READING PASSAGE ->
# A friend bought a Sony CDX-F7700....



## T200Sx (Jan 17, 2005)

Well my friend bought a Sony CDX-F7700 headunit from best buy and payed like 300 bucks for it. I dont really care for Sony stuff but i dunno it looks decent, shes been askin me if she should take it back i told her i aint sure so what should i tell her?


----------



## sr20dem0n (Mar 19, 2003)

tell her yes, and buy an Alpine 9833 from crutchfield before their sale ends


----------



## T200Sx (Jan 17, 2005)

She's to scared to get somthing through a place through crutchfield... Her parents wont let her probally lol.. Its gotta be through bestbuy or circuit city im guessing so since her funds are damn near unlimited considering she bought that head unit for 300 bucks should I tell her to go with something Alpine or Pioneer?


----------



## sr20dem0n (Mar 19, 2003)

IMO nothing from best buy or circuit city is worth buying

Crutchfield is probably the most reliable place to buy from online that there is, period. Everything they sell is fully authorized, and their customer service is second to none. The only downside to them is they're normally expensive, about the same price as what you can find locally, except when they have a sale. Right now the 9833 is on a clearance sale to get ready for the 05 models, it costs as much from them now as it does on ebay, but it won't be more than a week or 2 before they run out and it's over. I can't emphasize enough how good of a retailer crutchfield is (except for their price), and how much better the Alpine is than what she has now. Do some reading, or have her or her parents do some research on crutchfield from places like www.caraudioforum.com, www.elitecaraudio.com, www.caraudio.com, etc. If you find ANY complaint (other than price) I will be extremely surprised.


----------



## jenns240 (May 17, 2004)

crutchfield is definitely better than bb or cc. i ordered my mom a cd player a couple years ago for xmas and a few months ago it was stolen and the insurance people said if we had the receipt they would cover the cost of a new. so i called up crutchfield and ill be damned they still had it on file and sent me a copy of the receipt the next day. try doing that at bb they will probably laugh in your face.


----------



## chimmike (Oct 17, 2002)

I pray for her. $300 for sony=she bent over


----------



## T200Sx (Jan 17, 2005)

WRITTEN REQUEST A ->
In the forum thread about the Sony head unit, reproduce the passage starting at "# A friend bought" and ending at "i tell her?", replacing "headunit" with "car stereo".

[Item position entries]
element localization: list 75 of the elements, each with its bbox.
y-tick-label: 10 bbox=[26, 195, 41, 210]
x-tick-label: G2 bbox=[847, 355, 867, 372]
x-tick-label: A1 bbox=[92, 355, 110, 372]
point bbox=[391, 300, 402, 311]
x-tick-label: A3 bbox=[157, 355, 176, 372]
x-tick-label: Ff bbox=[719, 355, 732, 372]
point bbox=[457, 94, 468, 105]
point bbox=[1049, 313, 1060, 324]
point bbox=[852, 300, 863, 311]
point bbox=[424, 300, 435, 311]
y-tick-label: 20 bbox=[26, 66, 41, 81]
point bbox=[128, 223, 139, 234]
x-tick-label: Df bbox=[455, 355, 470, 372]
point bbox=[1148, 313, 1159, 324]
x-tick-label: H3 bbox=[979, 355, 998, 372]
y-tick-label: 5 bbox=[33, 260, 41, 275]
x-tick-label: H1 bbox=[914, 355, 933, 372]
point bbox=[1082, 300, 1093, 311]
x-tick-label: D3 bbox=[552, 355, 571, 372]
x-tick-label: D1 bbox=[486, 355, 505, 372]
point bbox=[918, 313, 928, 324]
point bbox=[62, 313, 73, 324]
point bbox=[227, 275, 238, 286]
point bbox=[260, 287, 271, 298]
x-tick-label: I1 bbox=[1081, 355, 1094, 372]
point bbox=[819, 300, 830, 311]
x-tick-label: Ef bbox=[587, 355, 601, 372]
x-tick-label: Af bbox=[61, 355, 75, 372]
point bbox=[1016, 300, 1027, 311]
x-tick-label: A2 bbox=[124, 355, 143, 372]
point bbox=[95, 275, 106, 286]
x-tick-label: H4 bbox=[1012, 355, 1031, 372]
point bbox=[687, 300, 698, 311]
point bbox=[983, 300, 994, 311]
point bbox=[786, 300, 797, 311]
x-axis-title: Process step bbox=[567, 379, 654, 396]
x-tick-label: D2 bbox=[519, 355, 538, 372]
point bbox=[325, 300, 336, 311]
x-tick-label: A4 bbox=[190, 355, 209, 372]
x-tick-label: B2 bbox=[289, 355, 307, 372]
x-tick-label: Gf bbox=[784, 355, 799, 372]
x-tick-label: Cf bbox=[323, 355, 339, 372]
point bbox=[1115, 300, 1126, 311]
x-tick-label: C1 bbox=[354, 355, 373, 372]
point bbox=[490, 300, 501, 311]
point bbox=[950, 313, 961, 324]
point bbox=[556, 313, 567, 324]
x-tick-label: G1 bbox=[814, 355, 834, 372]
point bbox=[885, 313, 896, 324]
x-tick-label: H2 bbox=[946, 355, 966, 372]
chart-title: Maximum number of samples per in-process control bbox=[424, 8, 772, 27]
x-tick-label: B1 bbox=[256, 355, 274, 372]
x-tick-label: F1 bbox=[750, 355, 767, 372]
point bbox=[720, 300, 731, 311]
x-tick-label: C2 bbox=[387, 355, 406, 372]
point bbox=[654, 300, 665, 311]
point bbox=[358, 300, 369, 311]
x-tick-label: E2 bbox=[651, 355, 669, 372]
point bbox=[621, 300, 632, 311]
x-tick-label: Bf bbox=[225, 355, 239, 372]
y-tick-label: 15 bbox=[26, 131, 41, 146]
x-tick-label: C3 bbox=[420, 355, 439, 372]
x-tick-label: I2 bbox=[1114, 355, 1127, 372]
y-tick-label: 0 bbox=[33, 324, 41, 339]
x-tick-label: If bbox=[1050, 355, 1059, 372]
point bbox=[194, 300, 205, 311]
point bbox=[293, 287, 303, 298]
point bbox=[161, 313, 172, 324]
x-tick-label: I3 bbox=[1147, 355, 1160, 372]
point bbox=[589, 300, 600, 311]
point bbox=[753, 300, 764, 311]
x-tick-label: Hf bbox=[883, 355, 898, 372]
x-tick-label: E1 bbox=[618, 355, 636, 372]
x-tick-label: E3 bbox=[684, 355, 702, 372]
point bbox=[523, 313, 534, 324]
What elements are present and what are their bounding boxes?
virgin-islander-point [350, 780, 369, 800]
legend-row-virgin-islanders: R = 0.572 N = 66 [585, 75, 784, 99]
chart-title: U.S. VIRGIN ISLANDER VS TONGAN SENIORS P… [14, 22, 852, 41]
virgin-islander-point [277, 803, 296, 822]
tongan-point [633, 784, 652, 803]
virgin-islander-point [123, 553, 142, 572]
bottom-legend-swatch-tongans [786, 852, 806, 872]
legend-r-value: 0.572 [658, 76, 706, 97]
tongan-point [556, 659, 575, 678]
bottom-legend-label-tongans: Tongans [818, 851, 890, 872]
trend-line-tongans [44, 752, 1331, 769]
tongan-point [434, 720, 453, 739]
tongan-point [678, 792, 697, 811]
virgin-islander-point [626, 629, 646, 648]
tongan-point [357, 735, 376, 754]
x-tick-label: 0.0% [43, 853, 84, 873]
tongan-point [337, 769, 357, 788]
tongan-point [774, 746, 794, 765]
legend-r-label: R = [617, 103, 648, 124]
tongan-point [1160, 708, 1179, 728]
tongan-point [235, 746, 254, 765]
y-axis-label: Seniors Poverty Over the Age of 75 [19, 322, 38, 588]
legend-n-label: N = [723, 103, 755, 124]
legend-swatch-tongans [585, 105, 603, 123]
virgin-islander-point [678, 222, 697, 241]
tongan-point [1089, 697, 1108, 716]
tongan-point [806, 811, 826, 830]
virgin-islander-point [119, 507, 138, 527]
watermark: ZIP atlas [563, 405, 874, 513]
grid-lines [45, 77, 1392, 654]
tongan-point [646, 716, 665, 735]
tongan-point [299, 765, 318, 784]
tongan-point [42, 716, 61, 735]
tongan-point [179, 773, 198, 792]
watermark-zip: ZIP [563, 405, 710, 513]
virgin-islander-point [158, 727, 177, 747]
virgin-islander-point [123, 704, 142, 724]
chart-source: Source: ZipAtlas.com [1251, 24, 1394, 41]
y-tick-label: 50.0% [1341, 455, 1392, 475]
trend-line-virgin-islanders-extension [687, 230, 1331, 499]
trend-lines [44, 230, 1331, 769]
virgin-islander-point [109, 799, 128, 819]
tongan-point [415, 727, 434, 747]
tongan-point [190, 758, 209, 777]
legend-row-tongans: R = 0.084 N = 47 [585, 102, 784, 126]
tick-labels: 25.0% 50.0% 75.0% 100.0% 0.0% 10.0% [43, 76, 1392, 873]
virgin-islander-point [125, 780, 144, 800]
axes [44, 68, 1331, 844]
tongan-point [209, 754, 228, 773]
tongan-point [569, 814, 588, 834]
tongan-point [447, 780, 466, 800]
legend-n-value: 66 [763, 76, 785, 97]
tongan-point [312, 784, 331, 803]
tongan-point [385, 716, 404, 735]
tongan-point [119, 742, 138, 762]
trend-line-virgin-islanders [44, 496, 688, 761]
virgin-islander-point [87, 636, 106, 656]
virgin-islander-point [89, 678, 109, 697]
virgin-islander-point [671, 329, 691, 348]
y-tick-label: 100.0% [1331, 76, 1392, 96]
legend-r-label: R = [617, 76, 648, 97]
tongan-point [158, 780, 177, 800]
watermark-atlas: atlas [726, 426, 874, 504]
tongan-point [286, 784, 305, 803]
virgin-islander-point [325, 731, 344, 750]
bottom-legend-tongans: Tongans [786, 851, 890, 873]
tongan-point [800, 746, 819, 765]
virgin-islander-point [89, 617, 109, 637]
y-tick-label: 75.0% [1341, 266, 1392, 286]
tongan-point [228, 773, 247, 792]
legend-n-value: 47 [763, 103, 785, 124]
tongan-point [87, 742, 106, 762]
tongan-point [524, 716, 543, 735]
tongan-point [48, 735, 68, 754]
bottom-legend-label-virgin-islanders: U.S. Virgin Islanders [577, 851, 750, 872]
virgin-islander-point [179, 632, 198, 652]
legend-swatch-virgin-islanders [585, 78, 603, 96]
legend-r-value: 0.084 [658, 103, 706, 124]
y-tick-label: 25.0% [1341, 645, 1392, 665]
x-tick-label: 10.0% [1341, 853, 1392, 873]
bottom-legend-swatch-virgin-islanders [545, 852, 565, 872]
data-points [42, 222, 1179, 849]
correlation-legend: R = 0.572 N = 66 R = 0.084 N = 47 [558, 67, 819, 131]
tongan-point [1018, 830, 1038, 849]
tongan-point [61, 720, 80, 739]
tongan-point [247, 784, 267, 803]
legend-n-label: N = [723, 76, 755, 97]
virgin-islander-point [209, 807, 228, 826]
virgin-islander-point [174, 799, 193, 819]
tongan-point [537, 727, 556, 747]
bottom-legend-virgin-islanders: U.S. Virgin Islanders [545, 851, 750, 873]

WRITTEN REQUEST B ->
Turn the entries, starting at their first line and ending at the line that contains "point bbox=[424, 300, 435, 311]", into a JSON list of strings with one string per line and no blank lines.

WRITTEN REPLY A ->
# A friend bought a Sony CDX-F7700....



## T200Sx (Jan 17, 2005)

Well my friend bought a Sony CDX-F7700 car stereo from best buy and payed like 300 bucks for it. I dont really care for Sony stuff but i dunno it looks decent, shes been askin me if she should take it back i told her i aint sure so what should i tell her?

WRITTEN REPLY B ->
[
  "element localization: list 75 of the elements, each with its bbox.",
  "y-tick-label: 10 bbox=[26, 195, 41, 210]",
  "x-tick-label: G2 bbox=[847, 355, 867, 372]",
  "x-tick-label: A1 bbox=[92, 355, 110, 372]",
  "point bbox=[391, 300, 402, 311]",
  "x-tick-label: A3 bbox=[157, 355, 176, 372]",
  "x-tick-label: Ff bbox=[719, 355, 732, 372]",
  "point bbox=[457, 94, 468, 105]",
  "point bbox=[1049, 313, 1060, 324]",
  "point bbox=[852, 300, 863, 311]",
  "point bbox=[424, 300, 435, 311]"
]